→ **DIRECTION**: Update the stretch from "card-number-input[interactable] [1444,510,1737,534]" through "pay-amount: 200.68 [1597,771,1679,795]" by changing "controller-thumbnail" to "controller-image", and give back only those lines with nothing else altered.

== SUPPLIED DATA ==

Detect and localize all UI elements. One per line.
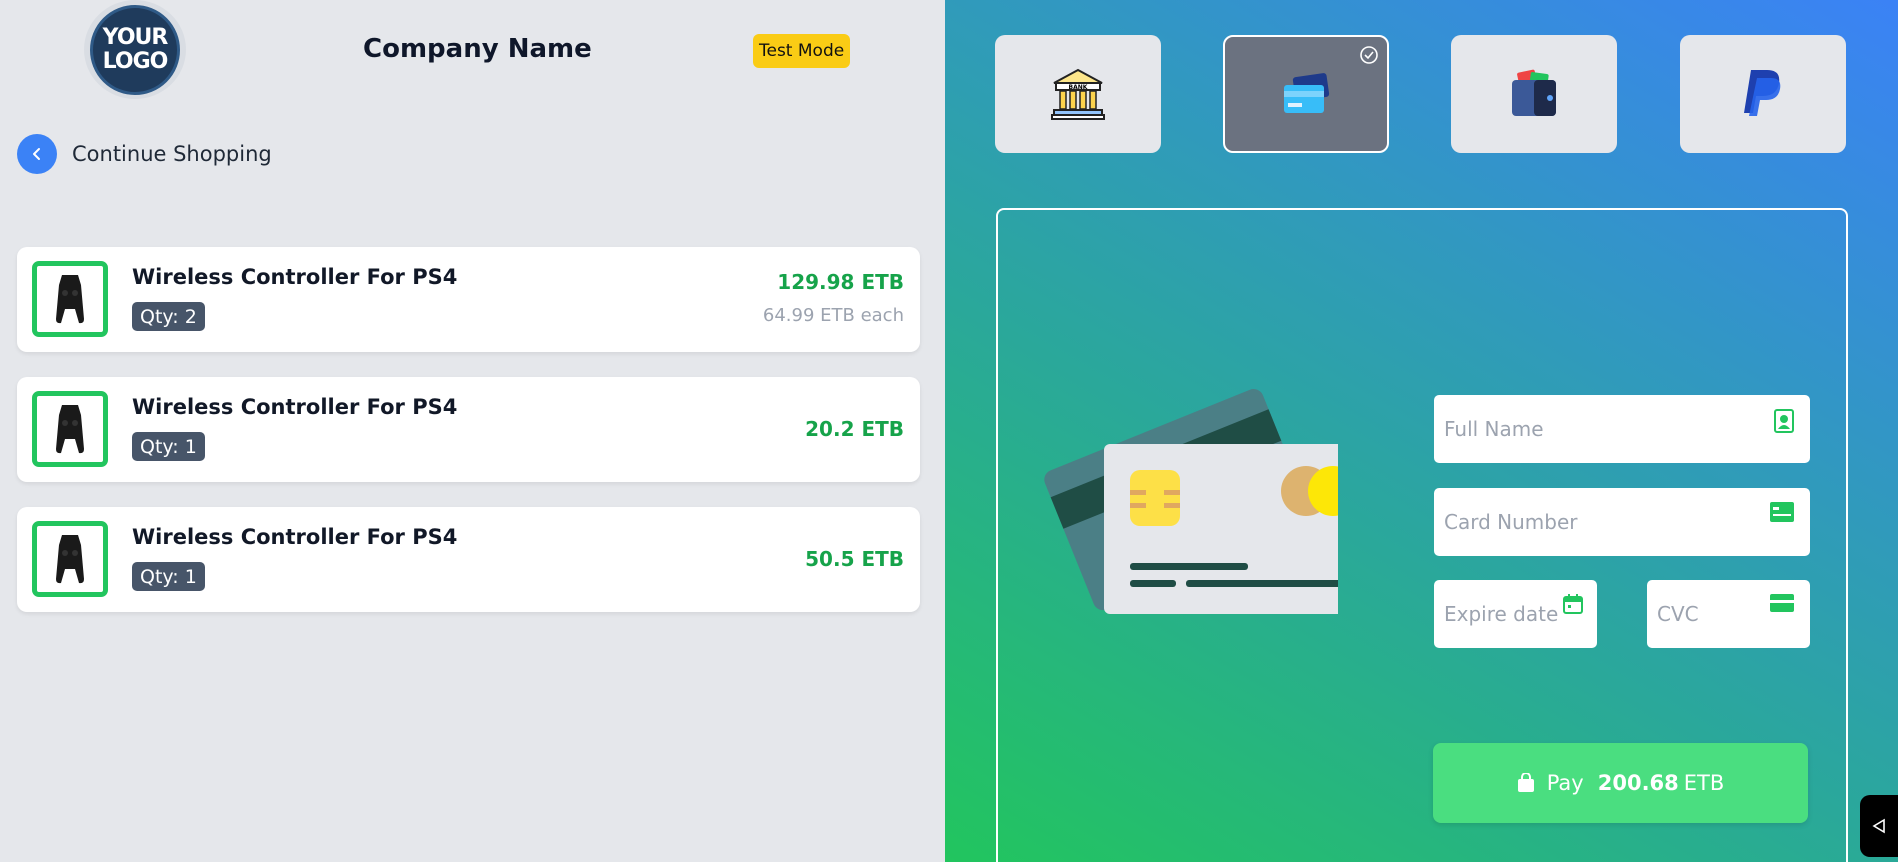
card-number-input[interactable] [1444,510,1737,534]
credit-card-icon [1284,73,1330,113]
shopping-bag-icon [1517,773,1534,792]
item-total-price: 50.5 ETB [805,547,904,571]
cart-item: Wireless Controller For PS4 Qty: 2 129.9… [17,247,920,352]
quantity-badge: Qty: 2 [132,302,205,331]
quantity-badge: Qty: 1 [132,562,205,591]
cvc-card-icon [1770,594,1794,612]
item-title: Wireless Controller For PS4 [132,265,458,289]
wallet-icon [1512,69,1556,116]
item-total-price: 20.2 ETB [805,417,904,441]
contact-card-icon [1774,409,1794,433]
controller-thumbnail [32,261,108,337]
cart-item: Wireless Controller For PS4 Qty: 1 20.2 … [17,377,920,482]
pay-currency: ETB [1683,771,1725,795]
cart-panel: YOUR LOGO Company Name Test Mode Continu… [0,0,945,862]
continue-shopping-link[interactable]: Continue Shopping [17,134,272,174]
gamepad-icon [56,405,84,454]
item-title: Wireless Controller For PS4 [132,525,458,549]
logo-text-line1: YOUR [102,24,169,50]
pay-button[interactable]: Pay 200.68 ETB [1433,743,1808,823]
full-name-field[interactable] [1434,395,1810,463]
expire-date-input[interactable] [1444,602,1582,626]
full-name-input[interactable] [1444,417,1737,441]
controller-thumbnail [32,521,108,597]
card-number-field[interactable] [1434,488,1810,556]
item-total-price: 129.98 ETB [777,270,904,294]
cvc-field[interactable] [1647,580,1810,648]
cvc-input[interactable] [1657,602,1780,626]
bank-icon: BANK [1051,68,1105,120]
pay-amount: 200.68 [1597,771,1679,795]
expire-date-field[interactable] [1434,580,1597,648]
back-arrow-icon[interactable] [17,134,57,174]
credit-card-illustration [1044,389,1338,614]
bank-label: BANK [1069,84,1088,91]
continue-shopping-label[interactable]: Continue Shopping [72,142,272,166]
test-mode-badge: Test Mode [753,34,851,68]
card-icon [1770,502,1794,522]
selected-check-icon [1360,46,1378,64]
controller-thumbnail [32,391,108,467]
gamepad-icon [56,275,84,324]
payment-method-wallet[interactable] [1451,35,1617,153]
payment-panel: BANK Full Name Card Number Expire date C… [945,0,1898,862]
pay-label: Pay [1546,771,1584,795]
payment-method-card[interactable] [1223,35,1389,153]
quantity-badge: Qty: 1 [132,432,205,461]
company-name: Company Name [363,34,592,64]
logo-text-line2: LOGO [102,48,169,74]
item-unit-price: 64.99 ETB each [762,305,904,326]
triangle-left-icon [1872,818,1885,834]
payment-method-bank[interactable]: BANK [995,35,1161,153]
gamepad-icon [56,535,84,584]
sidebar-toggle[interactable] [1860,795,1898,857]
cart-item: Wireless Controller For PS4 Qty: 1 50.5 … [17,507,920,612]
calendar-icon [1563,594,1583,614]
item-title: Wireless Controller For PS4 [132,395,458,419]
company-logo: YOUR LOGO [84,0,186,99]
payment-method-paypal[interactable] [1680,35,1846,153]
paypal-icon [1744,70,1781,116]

===

→ **SOLUTION TO THIS EXERCISE**:
card-number-input[interactable] [1444,510,1737,534]
credit-card-icon [1284,73,1330,113]
shopping-bag-icon [1517,773,1534,792]
item-total-price: 50.5 ETB [805,547,904,571]
cart-item: Wireless Controller For PS4 Qty: 2 129.9… [17,247,920,352]
quantity-badge: Qty: 2 [132,302,205,331]
quantity-badge: Qty: 1 [132,562,205,591]
cvc-card-icon [1770,594,1794,612]
item-title: Wireless Controller For PS4 [132,265,458,289]
wallet-icon [1512,69,1556,116]
item-total-price: 20.2 ETB [805,417,904,441]
contact-card-icon [1774,409,1794,433]
controller-image [32,261,108,337]
cart-item: Wireless Controller For PS4 Qty: 1 20.2 … [17,377,920,482]
pay-currency: ETB [1683,771,1725,795]
cart-panel: YOUR LOGO Company Name Test Mode Continu… [0,0,945,862]
continue-shopping-link[interactable]: Continue Shopping [17,134,272,174]
gamepad-icon [56,405,84,454]
item-title: Wireless Controller For PS4 [132,525,458,549]
logo-text-line1: YOUR [102,24,169,50]
pay-button[interactable]: Pay 200.68 ETB [1433,743,1808,823]
full-name-field[interactable] [1434,395,1810,463]
expire-date-input[interactable] [1444,602,1582,626]
full-name-input[interactable] [1444,417,1737,441]
controller-image [32,521,108,597]
card-number-field[interactable] [1434,488,1810,556]
item-total-price: 129.98 ETB [777,270,904,294]
cvc-field[interactable] [1647,580,1810,648]
cvc-input[interactable] [1657,602,1780,626]
bank-icon: BANK [1051,68,1105,120]
pay-amount: 200.68 [1597,771,1679,795]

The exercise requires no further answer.